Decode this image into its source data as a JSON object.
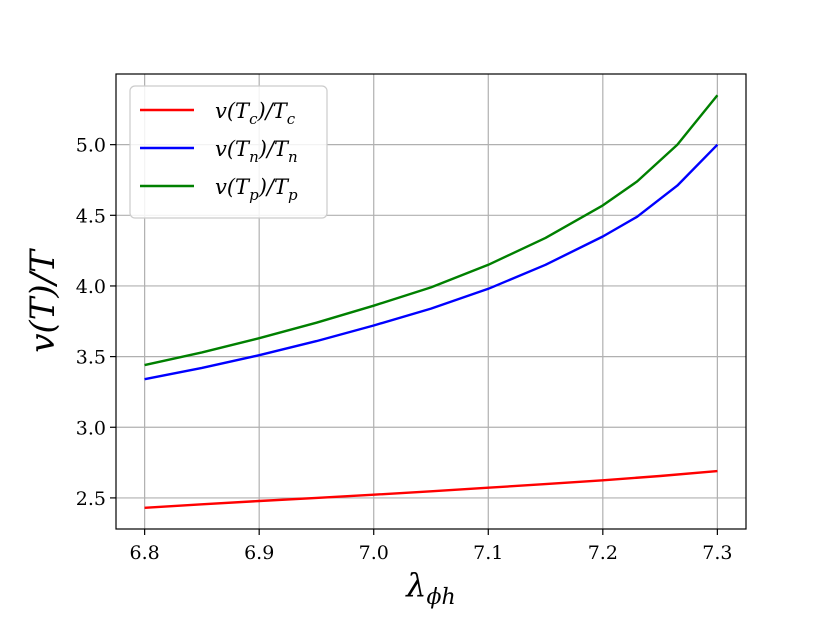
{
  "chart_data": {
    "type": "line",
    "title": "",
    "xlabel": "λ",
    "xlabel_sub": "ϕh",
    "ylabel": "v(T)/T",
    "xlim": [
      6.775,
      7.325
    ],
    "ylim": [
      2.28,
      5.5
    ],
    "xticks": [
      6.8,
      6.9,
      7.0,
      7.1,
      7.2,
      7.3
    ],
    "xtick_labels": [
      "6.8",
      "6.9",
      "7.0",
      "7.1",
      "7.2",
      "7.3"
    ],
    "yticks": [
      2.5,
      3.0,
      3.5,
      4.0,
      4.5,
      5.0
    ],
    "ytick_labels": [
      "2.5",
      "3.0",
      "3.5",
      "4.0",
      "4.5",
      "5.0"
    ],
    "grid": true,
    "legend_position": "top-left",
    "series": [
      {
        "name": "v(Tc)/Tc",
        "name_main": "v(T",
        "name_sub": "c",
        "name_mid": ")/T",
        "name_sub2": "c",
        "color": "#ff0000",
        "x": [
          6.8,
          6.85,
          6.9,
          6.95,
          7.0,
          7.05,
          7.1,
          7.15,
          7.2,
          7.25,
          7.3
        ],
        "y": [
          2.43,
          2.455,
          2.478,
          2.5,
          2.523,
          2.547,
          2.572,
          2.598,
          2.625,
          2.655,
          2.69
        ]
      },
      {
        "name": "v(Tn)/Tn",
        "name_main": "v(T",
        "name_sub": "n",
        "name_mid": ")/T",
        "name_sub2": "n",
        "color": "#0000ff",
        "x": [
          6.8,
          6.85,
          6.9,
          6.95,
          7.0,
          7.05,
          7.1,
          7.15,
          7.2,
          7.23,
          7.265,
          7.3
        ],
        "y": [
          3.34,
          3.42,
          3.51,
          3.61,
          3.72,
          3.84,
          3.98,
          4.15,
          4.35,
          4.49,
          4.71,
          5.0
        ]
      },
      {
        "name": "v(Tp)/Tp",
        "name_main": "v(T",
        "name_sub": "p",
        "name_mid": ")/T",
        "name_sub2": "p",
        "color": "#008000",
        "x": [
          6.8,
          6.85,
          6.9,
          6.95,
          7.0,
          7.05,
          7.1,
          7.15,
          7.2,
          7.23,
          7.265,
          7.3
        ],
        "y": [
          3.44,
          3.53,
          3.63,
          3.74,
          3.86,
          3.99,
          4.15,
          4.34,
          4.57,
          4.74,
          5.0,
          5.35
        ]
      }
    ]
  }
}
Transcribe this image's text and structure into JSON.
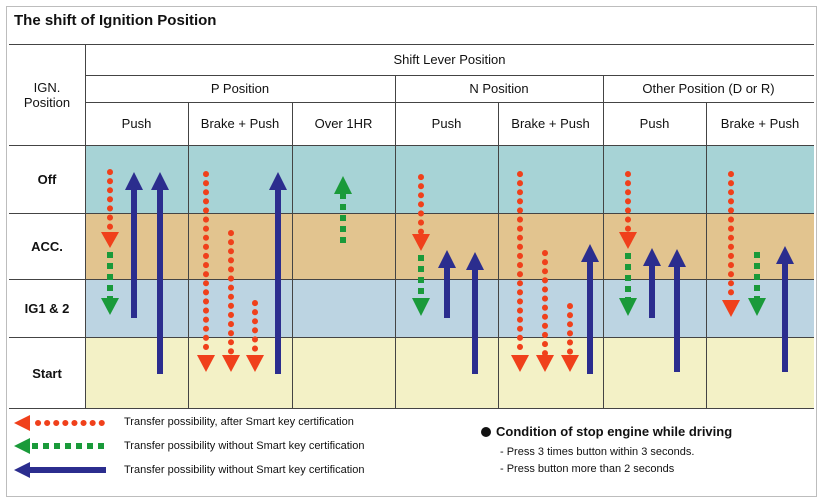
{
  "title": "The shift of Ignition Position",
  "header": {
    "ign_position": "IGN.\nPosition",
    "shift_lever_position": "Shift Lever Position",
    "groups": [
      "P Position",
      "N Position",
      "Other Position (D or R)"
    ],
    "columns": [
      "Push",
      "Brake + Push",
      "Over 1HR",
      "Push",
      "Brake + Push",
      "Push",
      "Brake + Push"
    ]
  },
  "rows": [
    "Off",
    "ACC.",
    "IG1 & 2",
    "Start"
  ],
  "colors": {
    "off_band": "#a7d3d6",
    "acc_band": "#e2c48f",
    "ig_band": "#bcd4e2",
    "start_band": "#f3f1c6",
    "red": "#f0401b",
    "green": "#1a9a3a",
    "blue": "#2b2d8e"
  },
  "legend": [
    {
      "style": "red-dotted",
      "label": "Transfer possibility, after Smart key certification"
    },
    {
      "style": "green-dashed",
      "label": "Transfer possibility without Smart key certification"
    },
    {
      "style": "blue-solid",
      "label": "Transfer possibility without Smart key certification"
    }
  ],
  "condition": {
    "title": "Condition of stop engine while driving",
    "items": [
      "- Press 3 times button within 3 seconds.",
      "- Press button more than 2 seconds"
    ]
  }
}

TASK DESCRIPTION.
Show the lines of the material that contain the word "title".

RESULT BELOW.
    "title": "",
  "title": "The shift of Ignition Position",
    "title": "Condition of stop engine while driving",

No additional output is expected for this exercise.